(Aim of the exercise) The records that follow need to be output exactly as they are.

(Stored records)
--------------------------------

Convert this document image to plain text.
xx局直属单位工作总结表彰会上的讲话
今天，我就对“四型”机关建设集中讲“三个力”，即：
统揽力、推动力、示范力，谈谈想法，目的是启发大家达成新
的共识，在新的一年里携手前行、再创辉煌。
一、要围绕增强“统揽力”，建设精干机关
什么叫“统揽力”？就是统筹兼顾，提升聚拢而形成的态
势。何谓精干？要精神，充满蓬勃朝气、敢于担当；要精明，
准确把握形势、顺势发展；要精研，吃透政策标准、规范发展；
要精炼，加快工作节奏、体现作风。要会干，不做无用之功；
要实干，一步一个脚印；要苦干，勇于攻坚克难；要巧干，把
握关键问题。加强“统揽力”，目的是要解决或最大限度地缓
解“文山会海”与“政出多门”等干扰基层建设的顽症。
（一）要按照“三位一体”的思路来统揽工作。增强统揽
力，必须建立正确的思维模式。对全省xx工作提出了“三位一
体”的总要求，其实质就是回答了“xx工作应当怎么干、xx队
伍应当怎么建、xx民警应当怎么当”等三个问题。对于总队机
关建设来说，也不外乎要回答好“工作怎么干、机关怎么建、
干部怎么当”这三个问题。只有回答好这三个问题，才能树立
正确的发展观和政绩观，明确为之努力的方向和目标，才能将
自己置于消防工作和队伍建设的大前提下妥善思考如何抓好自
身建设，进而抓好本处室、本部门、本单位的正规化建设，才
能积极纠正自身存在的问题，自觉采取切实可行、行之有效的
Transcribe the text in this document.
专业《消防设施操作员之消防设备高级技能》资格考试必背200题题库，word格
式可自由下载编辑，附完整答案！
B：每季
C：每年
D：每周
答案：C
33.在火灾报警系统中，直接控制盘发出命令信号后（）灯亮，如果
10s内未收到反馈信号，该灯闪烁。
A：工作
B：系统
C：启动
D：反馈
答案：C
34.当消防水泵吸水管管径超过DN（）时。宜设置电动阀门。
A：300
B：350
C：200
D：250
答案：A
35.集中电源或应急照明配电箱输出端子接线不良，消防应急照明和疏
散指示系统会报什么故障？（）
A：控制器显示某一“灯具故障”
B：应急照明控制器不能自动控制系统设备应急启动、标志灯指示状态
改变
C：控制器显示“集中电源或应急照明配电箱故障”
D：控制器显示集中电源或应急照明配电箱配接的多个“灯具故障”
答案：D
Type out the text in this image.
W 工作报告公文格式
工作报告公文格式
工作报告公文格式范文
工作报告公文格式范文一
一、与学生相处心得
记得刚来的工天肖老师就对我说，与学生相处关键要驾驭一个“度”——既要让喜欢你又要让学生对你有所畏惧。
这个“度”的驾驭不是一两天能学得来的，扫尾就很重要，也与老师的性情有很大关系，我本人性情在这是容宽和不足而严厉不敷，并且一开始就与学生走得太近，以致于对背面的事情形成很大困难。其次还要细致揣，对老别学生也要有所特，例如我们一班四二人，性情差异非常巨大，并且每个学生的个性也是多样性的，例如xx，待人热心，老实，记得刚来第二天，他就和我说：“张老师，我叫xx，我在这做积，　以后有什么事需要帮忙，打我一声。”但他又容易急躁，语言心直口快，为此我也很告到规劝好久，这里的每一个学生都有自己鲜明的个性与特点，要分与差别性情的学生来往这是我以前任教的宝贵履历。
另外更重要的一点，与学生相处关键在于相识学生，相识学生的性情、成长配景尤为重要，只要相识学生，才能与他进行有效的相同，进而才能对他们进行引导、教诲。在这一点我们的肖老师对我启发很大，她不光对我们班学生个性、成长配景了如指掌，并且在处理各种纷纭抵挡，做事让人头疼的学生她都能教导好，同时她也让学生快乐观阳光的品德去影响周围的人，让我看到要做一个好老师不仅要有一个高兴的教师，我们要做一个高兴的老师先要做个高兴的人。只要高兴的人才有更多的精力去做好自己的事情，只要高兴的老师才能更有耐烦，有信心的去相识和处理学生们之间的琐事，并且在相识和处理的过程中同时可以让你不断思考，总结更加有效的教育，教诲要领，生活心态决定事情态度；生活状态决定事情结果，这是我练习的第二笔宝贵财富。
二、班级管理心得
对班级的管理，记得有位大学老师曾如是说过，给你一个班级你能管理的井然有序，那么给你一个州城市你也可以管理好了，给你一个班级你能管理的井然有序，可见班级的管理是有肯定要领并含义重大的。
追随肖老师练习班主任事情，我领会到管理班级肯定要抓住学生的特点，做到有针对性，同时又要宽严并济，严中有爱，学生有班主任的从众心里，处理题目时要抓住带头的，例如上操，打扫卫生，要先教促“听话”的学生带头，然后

--------------------------------

(Reply)
Convert this document image to plain text.
xx局直属单位工作总结表彰会上的讲话
今天，我就对“四型”机关建设集中讲“三个力”，即：
统揽力、推动力、示范力，谈谈想法，目的是启发大家达成新
的共识，在新的一年里携手前行、再创辉煌。
一、要围绕增强“统揽力”，建设精干机关
什么叫“统揽力”？就是统筹兼顾，提升聚拢而形成的态
势。何谓精干？要精神，充满蓬勃朝气、敢于担当；要精明，
准确把握形势、顺势发展；要精研，吃透政策标准、规范发展；
要精炼，加快工作节奏、体现作风。要会干，不做无用之功；
要实干，一步一个脚印；要苦干，勇于攻坚克难；要巧干，把
握关键问题。加强“统揽力”，目的是要解决或最大限度地缓
解“文山会海”与“政出多门”等干扰基层建设的顽症。
（一）要按照“三位一体”的思路来统揽工作。增强统揽
力，必须建立正确的思维模式。对全省xx工作提出了“三位一
体”的总要求，其实质就是回答了“xx工作应当怎么干、xx队
伍应当怎么建、xx民警应当怎么当”等三个问题。对于总队机
关建设来说，也不外乎要回答好“工作怎么干、机关怎么建、
干部怎么当”这三个问题。只有回答好这三个问题，才能树立
正确的发展观和政绩观，明确为之努力的方向和目标，才能将
自己置于消防工作和队伍建设的大前提下妥善思考如何抓好自
身建设，进而抓好本处室、本部门、本单位的正规化建设，才
能积极纠正自身存在的问题，自觉采取切实可行、行之有效的
Transcribe the text in this document.
专业《消防设施操作员之消防设备高级技能》资格考试必背200题题库，word格
式可自由下载编辑，附完整答案！
B：每季
C：每年
D：每周
答案：C
33.在火灾报警系统中，直接控制盘发出命令信号后（）灯亮，如果
10s内未收到反馈信号，该灯闪烁。
A：工作
B：系统
C：启动
D：反馈
答案：C
34.当消防水泵吸水管管径超过DN（）时。宜设置电动阀门。
A：300
B：350
C：200
D：250
答案：A
35.集中电源或应急照明配电箱输出端子接线不良，消防应急照明和疏
散指示系统会报什么故障？（）
A：控制器显示某一“灯具故障”
B：应急照明控制器不能自动控制系统设备应急启动、标志灯指示状态
改变
C：控制器显示“集中电源或应急照明配电箱故障”
D：控制器显示集中电源或应急照明配电箱配接的多个“灯具故障”
答案：D
Type out the text in this image.
W 工作报告公文格式
工作报告公文格式
工作报告公文格式范文
工作报告公文格式范文一
一、与学生相处心得
记得刚来的工天肖老师就对我说，与学生相处关键要驾驭一个“度”——既要让喜欢你又要让学生对你有所畏惧。
这个“度”的驾驭不是一两天能学得来的，扫尾就很重要，也与老师的性情有很大关系，我本人性情在这是容宽和不足而严厉不敷，并且一开始就与学生走得太近，以致于对背面的事情形成很大困难。其次还要细致揣，对老别学生也要有所特，例如我们一班四二人，性情差异非常巨大，并且每个学生的个性也是多样性的，例如xx，待人热心，老实，记得刚来第二天，他就和我说：“张老师，我叫xx，我在这做积，　以后有什么事需要帮忙，打我一声。”但他又容易急躁，语言心直口快，为此我也很告到规劝好久，这里的每一个学生都有自己鲜明的个性与特点，要分与差别性情的学生来往这是我以前任教的宝贵履历。
另外更重要的一点，与学生相处关键在于相识学生，相识学生的性情、成长配景尤为重要，只要相识学生，才能与他进行有效的相同，进而才能对他们进行引导、教诲。在这一点我们的肖老师对我启发很大，她不光对我们班学生个性、成长配景了如指掌，并且在处理各种纷纭抵挡，做事让人头疼的学生她都能教导好，同时她也让学生快乐观阳光的品德去影响周围的人，让我看到要做一个好老师不仅要有一个高兴的教师，我们要做一个高兴的老师先要做个高兴的人。只要高兴的人才有更多的精力去做好自己的事情，只要高兴的老师才能更有耐烦，有信心的去相识和处理学生们之间的琐事，并且在相识和处理的过程中同时可以让你不断思考，总结更加有效的教育，教诲要领，生活心态决定事情态度；生活状态决定事情结果，这是我练习的第二笔宝贵财富。
二、班级管理心得
对班级的管理，记得有位大学老师曾如是说过，给你一个班级你能管理的井然有序，那么给你一个州城市你也可以管理好了，给你一个班级你能管理的井然有序，可见班级的管理是有肯定要领并含义重大的。
追随肖老师练习班主任事情，我领会到管理班级肯定要抓住学生的特点，做到有针对性，同时又要宽严并济，严中有爱，学生有班主任的从众心里，处理题目时要抓住带头的，例如上操，打扫卫生，要先教促“听话”的学生带头，然后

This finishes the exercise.